**AIM**.
Transcribe all the records with complete accuracy.

--- Begin MATERIAL FOR THE TASK ---

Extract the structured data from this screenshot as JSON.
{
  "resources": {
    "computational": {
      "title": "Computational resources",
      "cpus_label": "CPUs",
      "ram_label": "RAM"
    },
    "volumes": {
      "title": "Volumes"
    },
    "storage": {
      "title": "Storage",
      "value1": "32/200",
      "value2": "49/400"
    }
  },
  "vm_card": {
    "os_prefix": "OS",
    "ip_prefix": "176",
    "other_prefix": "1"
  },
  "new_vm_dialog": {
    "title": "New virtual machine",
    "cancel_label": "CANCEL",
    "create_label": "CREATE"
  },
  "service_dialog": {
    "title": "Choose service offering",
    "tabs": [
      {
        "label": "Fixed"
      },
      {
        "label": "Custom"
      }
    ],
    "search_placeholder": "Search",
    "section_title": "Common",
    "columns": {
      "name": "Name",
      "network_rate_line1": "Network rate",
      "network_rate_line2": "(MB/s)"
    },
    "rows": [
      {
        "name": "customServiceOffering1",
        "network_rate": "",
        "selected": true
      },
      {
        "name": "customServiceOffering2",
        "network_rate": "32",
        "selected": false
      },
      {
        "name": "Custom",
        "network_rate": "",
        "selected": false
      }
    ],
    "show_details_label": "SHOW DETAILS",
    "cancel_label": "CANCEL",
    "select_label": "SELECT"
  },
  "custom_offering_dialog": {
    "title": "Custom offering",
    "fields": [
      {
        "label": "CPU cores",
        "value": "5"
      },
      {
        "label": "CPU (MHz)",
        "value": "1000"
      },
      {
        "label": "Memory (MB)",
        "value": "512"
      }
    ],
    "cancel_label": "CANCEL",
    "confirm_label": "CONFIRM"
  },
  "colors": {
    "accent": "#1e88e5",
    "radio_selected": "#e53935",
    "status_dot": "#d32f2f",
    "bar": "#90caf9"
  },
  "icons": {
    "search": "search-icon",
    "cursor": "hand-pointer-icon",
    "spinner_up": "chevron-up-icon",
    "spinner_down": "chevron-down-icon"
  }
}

--- End MATERIAL FOR THE TASK ---

**CORRECT RESULT**.
Extract the structured data from this screenshot as JSON.
{
  "resources": {
    "computational": {
      "title": "Computational resources",
      "cpus_label": "CPUs",
      "ram_label": "RAM"
    },
    "volumes": {
      "title": "Volumes"
    },
    "storage": {
      "title": "Storage",
      "value1": "32/200",
      "value2": "49/400"
    }
  },
  "vm_card": {
    "os_prefix": "OS",
    "ip_prefix": "176",
    "other_prefix": "1"
  },
  "new_vm_dialog": {
    "title": "New virtual machine",
    "cancel_label": "CANCEL",
    "create_label": "CREATE"
  },
  "service_dialog": {
    "title": "Choose service offering",
    "tabs": [
      {
        "label": "Fixed"
      },
      {
        "label": "Custom"
      }
    ],
    "search_placeholder": "Search",
    "section_title": "Common",
    "columns": {
      "name": "Name",
      "network_rate_line1": "Network rate",
      "network_rate_line2": "(MB/s)"
    },
    "rows": [
      {
        "name": "customServiceOffering1",
        "network_rate": "",
        "selected": true
      },
      {
        "name": "customServiceOffering2",
        "network_rate": "32",
        "selected": false
      },
      {
        "name": "Custom",
        "network_rate": "",
        "selected": false
      }
    ],
    "show_details_label": "SHOW DETAILS",
    "cancel_label": "CANCEL",
    "select_label": "SELECT"
  },
  "custom_offering_dialog": {
    "title": "Custom offering",
    "fields": [
      {
        "label": "CPU cores",
        "value": "5"
      },
      {
        "label": "CPU (MHz)",
        "value": "1000"
      },
      {
        "label": "Memory (MB)",
        "value": "512"
      }
    ],
    "cancel_label": "CANCEL",
    "confirm_label": "CONFIRM"
  },
  "colors": {
    "accent": "#1e88e5",
    "radio_selected": "#e53935",
    "status_dot": "#d32f2f",
    "bar": "#90caf9"
  },
  "icons": {
    "search": "search-icon",
    "cursor": "hand-pointer-icon",
    "spinner_up": "chevron-up-icon",
    "spinner_down": "chevron-down-icon"
  }
}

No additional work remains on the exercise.